TO DO:
Send each entry back exactly as given, pictures excluded.

SUPPLIED INFORMATION:
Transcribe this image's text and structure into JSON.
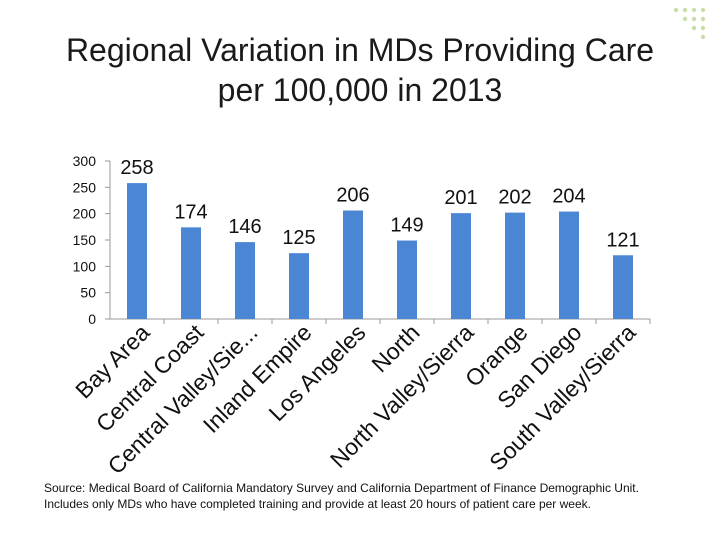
{
  "title": {
    "line1": "Regional Variation in MDs Providing Care",
    "line2": "per 100,000 in 2013"
  },
  "source": "Source: Medical Board of California Mandatory Survey and California Department of Finance Demographic Unit. Includes only MDs who have completed training and provide at least 20 hours of patient care per week.",
  "colors": {
    "bar": "#4a86d4",
    "axis": "#999999",
    "text": "#111111"
  },
  "chart_data": {
    "type": "bar",
    "title": "Regional Variation in MDs Providing Care per 100,000 in 2013",
    "xlabel": "",
    "ylabel": "",
    "ylim": [
      0,
      300
    ],
    "yticks": [
      0,
      50,
      100,
      150,
      200,
      250,
      300
    ],
    "grid": false,
    "categories": [
      "Bay Area",
      "Central Coast",
      "Central Valley/Sie...",
      "Inland Empire",
      "Los Angeles",
      "North",
      "North Valley/Sierra",
      "Orange",
      "San Diego",
      "South Valley/Sierra"
    ],
    "values": [
      258,
      174,
      146,
      125,
      206,
      149,
      201,
      202,
      204,
      121
    ],
    "data_labels": [
      "258",
      "174",
      "146",
      "125",
      "206",
      "149",
      "201",
      "202",
      "204",
      "121"
    ]
  }
}
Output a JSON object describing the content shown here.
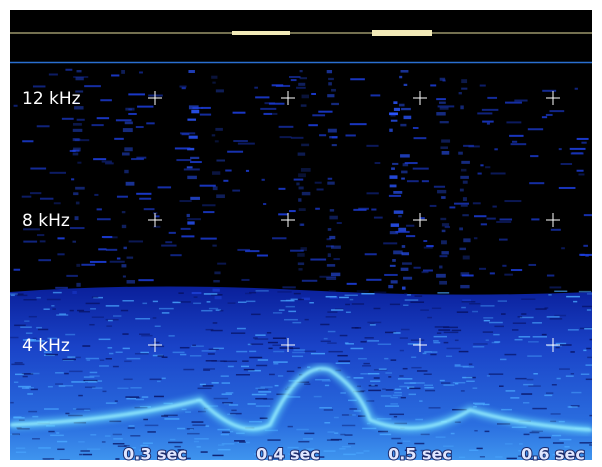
{
  "frequency_labels": [
    "12 kHz",
    "8 kHz",
    "4 kHz"
  ],
  "time_labels": [
    "0.3 sec",
    "0.4 sec",
    "0.5 sec",
    "0.6 sec"
  ]
}
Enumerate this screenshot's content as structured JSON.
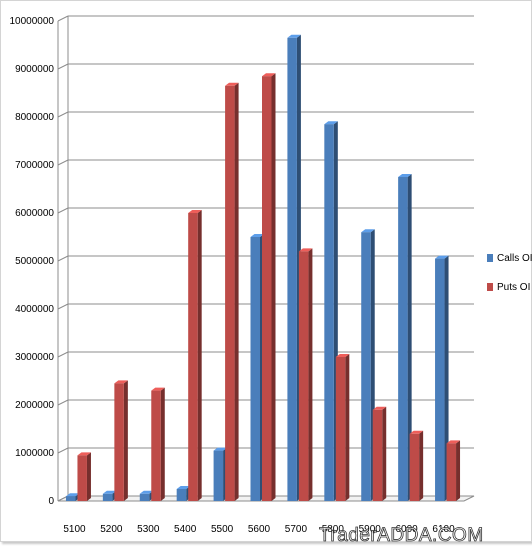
{
  "chart_data": {
    "type": "bar",
    "style": "3d-clustered-column",
    "categories": [
      "5100",
      "5200",
      "5300",
      "5400",
      "5500",
      "5600",
      "5700",
      "5800",
      "5900",
      "6000",
      "6100"
    ],
    "series": [
      {
        "name": "Calls OI",
        "color": "#4a7ebb",
        "values": [
          100000,
          150000,
          150000,
          250000,
          1050000,
          5500000,
          9650000,
          7850000,
          5600000,
          6750000,
          5050000
        ]
      },
      {
        "name": "Puts OI",
        "color": "#be4b48",
        "values": [
          950000,
          2450000,
          2300000,
          6000000,
          8650000,
          8850000,
          5200000,
          3000000,
          1900000,
          1400000,
          1200000
        ]
      }
    ],
    "ylim": [
      0,
      10000000
    ],
    "yticks": [
      "0",
      "1000000",
      "2000000",
      "3000000",
      "4000000",
      "5000000",
      "6000000",
      "7000000",
      "8000000",
      "9000000",
      "10000000"
    ],
    "grid": true,
    "legend_position": "right"
  },
  "watermark": "TraderADDA.COM"
}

FULL ANSWER:
Transcribe this image's text and structure into JSON.
{
  "title": {
    "line1": "Regional Variation in MDs Providing Care",
    "line2": "per 100,000 in 2013"
  },
  "source": "Source: Medical Board of California Mandatory Survey and California Department of Finance Demographic Unit. Includes only MDs who have completed training and provide at least 20 hours of patient care per week.",
  "colors": {
    "bar": "#4a86d4",
    "axis": "#999999",
    "text": "#111111"
  },
  "chart_data": {
    "type": "bar",
    "title": "Regional Variation in MDs Providing Care per 100,000 in 2013",
    "xlabel": "",
    "ylabel": "",
    "ylim": [
      0,
      300
    ],
    "yticks": [
      0,
      50,
      100,
      150,
      200,
      250,
      300
    ],
    "grid": false,
    "categories": [
      "Bay Area",
      "Central Coast",
      "Central Valley/Sie...",
      "Inland Empire",
      "Los Angeles",
      "North",
      "North Valley/Sierra",
      "Orange",
      "San Diego",
      "South Valley/Sierra"
    ],
    "values": [
      258,
      174,
      146,
      125,
      206,
      149,
      201,
      202,
      204,
      121
    ],
    "data_labels": [
      "258",
      "174",
      "146",
      "125",
      "206",
      "149",
      "201",
      "202",
      "204",
      "121"
    ]
  }
}
Output a JSON object describing the content shown here.
{
  "frequency_labels": [
    "12 kHz",
    "8 kHz",
    "4 kHz"
  ],
  "time_labels": [
    "0.3 sec",
    "0.4 sec",
    "0.5 sec",
    "0.6 sec"
  ]
}
Enumerate this screenshot's content as structured JSON.
{
  "chart_data": {
    "type": "bar",
    "style": "3d-clustered-column",
    "categories": [
      "5100",
      "5200",
      "5300",
      "5400",
      "5500",
      "5600",
      "5700",
      "5800",
      "5900",
      "6000",
      "6100"
    ],
    "series": [
      {
        "name": "Calls OI",
        "color": "#4a7ebb",
        "values": [
          100000,
          150000,
          150000,
          250000,
          1050000,
          5500000,
          9650000,
          7850000,
          5600000,
          6750000,
          5050000
        ]
      },
      {
        "name": "Puts OI",
        "color": "#be4b48",
        "values": [
          950000,
          2450000,
          2300000,
          6000000,
          8650000,
          8850000,
          5200000,
          3000000,
          1900000,
          1400000,
          1200000
        ]
      }
    ],
    "ylim": [
      0,
      10000000
    ],
    "yticks": [
      "0",
      "1000000",
      "2000000",
      "3000000",
      "4000000",
      "5000000",
      "6000000",
      "7000000",
      "8000000",
      "9000000",
      "10000000"
    ],
    "grid": true,
    "legend_position": "right"
  },
  "watermark": "TraderADDA.COM"
}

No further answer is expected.